- [DIRECTIONS FOR THIS TASK]
The records below must be retyped exactly.
[START OF DATASET RECORDS]
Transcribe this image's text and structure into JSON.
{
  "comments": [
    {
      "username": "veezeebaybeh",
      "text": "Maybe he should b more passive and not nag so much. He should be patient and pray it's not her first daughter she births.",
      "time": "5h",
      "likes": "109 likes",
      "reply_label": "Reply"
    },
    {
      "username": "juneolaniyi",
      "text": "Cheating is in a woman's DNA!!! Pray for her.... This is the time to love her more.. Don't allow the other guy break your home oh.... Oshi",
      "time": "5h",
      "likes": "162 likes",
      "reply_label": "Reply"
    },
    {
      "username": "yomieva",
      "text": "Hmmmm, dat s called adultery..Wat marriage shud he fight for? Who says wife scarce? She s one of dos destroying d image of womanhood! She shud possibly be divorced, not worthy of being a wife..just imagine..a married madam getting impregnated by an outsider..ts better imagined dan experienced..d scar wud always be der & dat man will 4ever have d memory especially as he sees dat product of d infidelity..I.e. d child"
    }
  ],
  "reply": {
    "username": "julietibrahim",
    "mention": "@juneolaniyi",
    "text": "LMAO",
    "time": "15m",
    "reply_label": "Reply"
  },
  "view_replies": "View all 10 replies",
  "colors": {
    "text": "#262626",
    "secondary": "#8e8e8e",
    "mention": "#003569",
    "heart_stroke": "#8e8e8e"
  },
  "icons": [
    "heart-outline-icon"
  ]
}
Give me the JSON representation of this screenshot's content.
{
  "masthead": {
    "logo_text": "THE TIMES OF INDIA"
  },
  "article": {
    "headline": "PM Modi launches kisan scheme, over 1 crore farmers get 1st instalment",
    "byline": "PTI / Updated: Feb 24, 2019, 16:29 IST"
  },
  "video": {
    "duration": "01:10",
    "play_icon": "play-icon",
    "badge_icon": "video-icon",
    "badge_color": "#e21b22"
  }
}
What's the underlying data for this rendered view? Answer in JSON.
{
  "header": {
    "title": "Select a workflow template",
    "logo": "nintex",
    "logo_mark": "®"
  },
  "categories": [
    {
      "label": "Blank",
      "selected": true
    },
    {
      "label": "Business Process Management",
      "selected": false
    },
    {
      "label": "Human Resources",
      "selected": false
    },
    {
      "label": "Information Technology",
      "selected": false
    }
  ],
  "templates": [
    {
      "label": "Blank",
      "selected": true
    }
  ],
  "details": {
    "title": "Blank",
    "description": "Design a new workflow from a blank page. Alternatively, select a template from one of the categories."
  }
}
[END OF DATASET RECORDS]
- [RESULT OF THIS TASK]
Transcribe this image's text and structure into JSON.
{
  "comments": [
    {
      "username": "veezeebaybeh",
      "text": "Maybe he should b more passive and not nag so much. He should be patient and pray it's not her first daughter she births.",
      "time": "5h",
      "likes": "109 likes",
      "reply_label": "Reply"
    },
    {
      "username": "juneolaniyi",
      "text": "Cheating is in a woman's DNA!!! Pray for her.... This is the time to love her more.. Don't allow the other guy break your home oh.... Oshi",
      "time": "5h",
      "likes": "162 likes",
      "reply_label": "Reply"
    },
    {
      "username": "yomieva",
      "text": "Hmmmm, dat s called adultery..Wat marriage shud he fight for? Who says wife scarce? She s one of dos destroying d image of womanhood! She shud possibly be divorced, not worthy of being a wife..just imagine..a married madam getting impregnated by an outsider..ts better imagined dan experienced..d scar wud always be der & dat man will 4ever have d memory especially as he sees dat product of d infidelity..I.e. d child"
    }
  ],
  "reply": {
    "username": "julietibrahim",
    "mention": "@juneolaniyi",
    "text": "LMAO",
    "time": "15m",
    "reply_label": "Reply"
  },
  "view_replies": "View all 10 replies",
  "colors": {
    "text": "#262626",
    "secondary": "#8e8e8e",
    "mention": "#003569",
    "heart_stroke": "#8e8e8e"
  },
  "icons": [
    "heart-outline-icon"
  ]
}
Give me the JSON representation of this screenshot's content.
{
  "masthead": {
    "logo_text": "THE TIMES OF INDIA"
  },
  "article": {
    "headline": "PM Modi launches kisan scheme, over 1 crore farmers get 1st instalment",
    "byline": "PTI / Updated: Feb 24, 2019, 16:29 IST"
  },
  "video": {
    "duration": "01:10",
    "play_icon": "play-icon",
    "badge_icon": "video-icon",
    "badge_color": "#e21b22"
  }
}
What's the underlying data for this rendered view? Answer in JSON.
{
  "header": {
    "title": "Select a workflow template",
    "logo": "nintex",
    "logo_mark": "®"
  },
  "categories": [
    {
      "label": "Blank",
      "selected": true
    },
    {
      "label": "Business Process Management",
      "selected": false
    },
    {
      "label": "Human Resources",
      "selected": false
    },
    {
      "label": "Information Technology",
      "selected": false
    }
  ],
  "templates": [
    {
      "label": "Blank",
      "selected": true
    }
  ],
  "details": {
    "title": "Blank",
    "description": "Design a new workflow from a blank page. Alternatively, select a template from one of the categories."
  }
}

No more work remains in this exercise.